▶ WHAT THIS TASK INVOLVES
Copy each line of the entries beneath that contains the word "xlabel".

Saved data entries
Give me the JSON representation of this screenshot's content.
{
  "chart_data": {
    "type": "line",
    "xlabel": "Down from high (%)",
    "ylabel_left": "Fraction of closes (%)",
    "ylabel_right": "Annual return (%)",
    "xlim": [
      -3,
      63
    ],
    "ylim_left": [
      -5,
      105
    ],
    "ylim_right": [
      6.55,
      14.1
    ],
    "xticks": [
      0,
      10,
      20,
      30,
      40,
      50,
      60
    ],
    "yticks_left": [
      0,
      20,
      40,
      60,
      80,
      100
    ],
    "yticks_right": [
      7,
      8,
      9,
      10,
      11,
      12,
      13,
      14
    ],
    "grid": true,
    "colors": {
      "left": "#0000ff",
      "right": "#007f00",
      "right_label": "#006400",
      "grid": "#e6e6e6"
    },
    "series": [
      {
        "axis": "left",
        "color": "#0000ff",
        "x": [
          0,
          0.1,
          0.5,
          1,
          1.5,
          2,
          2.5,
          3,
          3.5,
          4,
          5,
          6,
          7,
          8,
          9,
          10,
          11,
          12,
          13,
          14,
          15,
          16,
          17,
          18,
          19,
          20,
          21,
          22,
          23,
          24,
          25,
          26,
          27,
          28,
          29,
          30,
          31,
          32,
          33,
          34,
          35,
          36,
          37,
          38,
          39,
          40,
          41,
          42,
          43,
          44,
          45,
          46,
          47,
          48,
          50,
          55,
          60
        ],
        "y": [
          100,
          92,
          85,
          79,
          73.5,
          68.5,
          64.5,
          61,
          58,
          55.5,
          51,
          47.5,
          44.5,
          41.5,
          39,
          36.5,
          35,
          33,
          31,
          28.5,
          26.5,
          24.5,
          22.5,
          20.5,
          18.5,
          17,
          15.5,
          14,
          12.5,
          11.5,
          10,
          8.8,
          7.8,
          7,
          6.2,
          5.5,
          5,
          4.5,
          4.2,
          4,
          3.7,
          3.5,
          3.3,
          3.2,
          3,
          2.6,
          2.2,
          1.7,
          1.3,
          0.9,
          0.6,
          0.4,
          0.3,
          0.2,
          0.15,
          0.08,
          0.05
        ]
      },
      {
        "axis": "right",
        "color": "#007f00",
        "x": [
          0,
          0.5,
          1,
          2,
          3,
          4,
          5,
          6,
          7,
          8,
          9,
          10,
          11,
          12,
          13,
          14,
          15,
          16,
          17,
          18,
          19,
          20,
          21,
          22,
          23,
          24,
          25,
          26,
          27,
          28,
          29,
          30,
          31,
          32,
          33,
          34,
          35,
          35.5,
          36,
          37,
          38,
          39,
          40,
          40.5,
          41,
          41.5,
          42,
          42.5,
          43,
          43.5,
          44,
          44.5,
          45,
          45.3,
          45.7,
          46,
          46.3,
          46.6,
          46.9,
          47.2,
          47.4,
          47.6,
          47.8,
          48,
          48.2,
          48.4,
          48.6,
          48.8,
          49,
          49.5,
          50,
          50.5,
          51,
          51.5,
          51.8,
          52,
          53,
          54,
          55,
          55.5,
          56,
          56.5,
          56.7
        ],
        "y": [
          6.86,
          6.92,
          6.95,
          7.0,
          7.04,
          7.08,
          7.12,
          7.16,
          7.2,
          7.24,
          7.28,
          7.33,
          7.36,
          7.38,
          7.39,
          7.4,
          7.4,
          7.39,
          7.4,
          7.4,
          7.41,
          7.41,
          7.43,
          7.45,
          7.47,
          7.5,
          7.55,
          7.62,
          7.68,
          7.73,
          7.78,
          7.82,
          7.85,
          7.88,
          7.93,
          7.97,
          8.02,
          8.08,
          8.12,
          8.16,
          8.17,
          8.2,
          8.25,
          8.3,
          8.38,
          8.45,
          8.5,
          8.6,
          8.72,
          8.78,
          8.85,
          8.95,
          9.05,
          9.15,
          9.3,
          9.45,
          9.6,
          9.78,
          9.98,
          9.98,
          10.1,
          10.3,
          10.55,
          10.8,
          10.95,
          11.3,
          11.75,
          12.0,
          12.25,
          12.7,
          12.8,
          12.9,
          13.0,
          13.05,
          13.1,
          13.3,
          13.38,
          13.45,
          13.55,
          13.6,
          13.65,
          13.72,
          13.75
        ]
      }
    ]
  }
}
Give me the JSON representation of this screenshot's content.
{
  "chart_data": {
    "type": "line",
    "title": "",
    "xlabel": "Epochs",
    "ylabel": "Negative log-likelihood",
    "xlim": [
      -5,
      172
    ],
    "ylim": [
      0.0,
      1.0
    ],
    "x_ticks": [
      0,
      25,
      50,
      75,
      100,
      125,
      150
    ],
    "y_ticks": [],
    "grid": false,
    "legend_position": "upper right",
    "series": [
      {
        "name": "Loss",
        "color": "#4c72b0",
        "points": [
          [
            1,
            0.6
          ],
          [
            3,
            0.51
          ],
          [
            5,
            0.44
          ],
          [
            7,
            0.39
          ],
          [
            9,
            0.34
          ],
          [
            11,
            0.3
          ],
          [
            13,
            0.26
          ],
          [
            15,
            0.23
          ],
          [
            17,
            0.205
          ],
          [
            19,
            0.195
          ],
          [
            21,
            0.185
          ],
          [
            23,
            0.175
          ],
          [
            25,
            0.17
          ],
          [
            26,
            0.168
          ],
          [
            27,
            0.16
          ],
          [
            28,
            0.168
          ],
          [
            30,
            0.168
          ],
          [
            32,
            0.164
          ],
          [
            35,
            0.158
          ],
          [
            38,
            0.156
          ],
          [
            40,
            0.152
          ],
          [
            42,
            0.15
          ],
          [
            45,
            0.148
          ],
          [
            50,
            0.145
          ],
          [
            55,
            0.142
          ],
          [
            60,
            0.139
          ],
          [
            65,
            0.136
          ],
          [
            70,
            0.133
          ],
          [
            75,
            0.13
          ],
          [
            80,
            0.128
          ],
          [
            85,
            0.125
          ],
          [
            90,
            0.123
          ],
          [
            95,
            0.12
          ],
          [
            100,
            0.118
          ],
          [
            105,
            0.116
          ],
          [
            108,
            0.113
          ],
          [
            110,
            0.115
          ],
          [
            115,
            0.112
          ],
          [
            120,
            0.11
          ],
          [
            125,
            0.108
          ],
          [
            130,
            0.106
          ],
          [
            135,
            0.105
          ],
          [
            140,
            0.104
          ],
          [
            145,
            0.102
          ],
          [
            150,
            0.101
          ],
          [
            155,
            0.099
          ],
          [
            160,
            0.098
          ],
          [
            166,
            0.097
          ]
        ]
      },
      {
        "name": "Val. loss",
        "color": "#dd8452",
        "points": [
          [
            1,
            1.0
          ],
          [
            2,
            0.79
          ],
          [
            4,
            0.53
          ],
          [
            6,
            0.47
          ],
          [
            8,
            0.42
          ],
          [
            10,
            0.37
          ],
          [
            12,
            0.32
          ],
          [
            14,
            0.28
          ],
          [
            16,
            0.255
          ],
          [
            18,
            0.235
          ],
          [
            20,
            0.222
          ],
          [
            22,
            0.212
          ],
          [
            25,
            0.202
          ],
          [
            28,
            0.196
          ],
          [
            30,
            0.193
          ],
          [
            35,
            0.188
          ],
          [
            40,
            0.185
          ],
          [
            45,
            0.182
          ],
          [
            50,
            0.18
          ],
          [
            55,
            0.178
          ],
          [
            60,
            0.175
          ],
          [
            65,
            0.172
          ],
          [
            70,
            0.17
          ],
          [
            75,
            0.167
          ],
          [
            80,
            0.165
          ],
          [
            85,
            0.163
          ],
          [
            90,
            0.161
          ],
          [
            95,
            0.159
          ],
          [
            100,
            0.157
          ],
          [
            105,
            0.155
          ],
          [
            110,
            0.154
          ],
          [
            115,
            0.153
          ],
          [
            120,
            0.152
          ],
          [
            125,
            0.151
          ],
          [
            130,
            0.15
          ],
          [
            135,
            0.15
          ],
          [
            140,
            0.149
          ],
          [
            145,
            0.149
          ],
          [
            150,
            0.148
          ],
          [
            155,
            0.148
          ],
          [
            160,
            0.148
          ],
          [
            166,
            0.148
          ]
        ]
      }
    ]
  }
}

▶ CORRECT ANSWER
    "xlabel": "Down from high (%)",
    "xlabel": "Epochs",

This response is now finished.